What you need to do – Using the entries that follow, collect the lines where the word "Lamp" appears.

Records for this task –
***
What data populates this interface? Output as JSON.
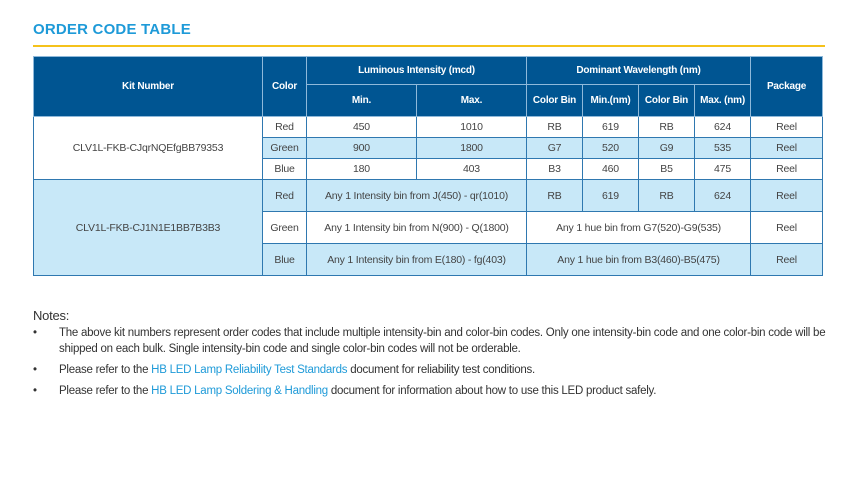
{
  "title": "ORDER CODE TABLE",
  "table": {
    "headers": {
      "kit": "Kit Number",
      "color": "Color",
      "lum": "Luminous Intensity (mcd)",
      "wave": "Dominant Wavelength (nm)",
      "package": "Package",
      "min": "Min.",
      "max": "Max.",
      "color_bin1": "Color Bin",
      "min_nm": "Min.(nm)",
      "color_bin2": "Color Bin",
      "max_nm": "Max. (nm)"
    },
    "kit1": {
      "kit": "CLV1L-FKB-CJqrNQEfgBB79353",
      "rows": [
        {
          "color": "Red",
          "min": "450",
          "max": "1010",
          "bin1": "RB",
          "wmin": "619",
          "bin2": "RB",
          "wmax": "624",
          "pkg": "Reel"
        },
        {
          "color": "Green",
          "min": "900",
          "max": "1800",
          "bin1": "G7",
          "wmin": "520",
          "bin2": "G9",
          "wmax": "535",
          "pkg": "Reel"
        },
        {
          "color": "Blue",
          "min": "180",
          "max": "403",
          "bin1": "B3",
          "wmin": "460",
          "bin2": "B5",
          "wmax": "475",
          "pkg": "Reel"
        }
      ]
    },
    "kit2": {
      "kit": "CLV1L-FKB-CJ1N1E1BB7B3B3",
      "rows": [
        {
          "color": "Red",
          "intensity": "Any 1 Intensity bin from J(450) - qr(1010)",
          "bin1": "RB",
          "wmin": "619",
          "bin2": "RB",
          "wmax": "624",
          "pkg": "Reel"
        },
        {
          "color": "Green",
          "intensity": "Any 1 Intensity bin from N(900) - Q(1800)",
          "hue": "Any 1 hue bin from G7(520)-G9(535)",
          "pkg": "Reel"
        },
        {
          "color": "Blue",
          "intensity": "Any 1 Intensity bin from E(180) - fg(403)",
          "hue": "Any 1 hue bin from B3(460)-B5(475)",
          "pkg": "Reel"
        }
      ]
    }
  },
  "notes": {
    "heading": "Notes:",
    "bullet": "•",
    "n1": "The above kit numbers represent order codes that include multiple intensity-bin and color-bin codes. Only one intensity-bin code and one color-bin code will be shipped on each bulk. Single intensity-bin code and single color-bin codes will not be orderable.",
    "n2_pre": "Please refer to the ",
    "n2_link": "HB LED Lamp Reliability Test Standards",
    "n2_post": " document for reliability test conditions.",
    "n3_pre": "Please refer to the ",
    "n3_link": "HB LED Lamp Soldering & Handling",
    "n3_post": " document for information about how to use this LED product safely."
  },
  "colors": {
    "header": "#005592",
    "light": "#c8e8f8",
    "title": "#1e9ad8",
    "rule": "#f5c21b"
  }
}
***
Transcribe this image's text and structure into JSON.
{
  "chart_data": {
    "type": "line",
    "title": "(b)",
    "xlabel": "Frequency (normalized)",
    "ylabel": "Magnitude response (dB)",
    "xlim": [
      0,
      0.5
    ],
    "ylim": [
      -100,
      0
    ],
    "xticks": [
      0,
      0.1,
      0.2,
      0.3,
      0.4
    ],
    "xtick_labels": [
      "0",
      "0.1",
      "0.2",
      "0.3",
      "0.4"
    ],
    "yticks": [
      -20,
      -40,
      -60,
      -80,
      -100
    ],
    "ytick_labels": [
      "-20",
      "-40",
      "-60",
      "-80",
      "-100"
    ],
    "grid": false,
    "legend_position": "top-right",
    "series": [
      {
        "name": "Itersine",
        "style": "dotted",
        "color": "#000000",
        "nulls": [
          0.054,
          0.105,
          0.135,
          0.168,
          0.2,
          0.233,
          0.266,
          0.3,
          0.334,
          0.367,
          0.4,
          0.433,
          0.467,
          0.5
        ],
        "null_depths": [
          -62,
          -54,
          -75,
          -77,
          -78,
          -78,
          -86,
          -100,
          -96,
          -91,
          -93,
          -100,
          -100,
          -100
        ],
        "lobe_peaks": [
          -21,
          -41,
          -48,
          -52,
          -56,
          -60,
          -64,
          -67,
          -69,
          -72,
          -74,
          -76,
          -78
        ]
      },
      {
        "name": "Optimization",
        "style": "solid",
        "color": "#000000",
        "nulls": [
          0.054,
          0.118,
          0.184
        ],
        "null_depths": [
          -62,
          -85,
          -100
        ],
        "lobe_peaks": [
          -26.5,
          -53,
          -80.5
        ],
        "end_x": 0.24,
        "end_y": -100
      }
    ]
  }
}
***
Exercise response –
    "n2_link": "HB LED Lamp Reliability Test Standards",
    "n3_link": "HB LED Lamp Soldering & Handling",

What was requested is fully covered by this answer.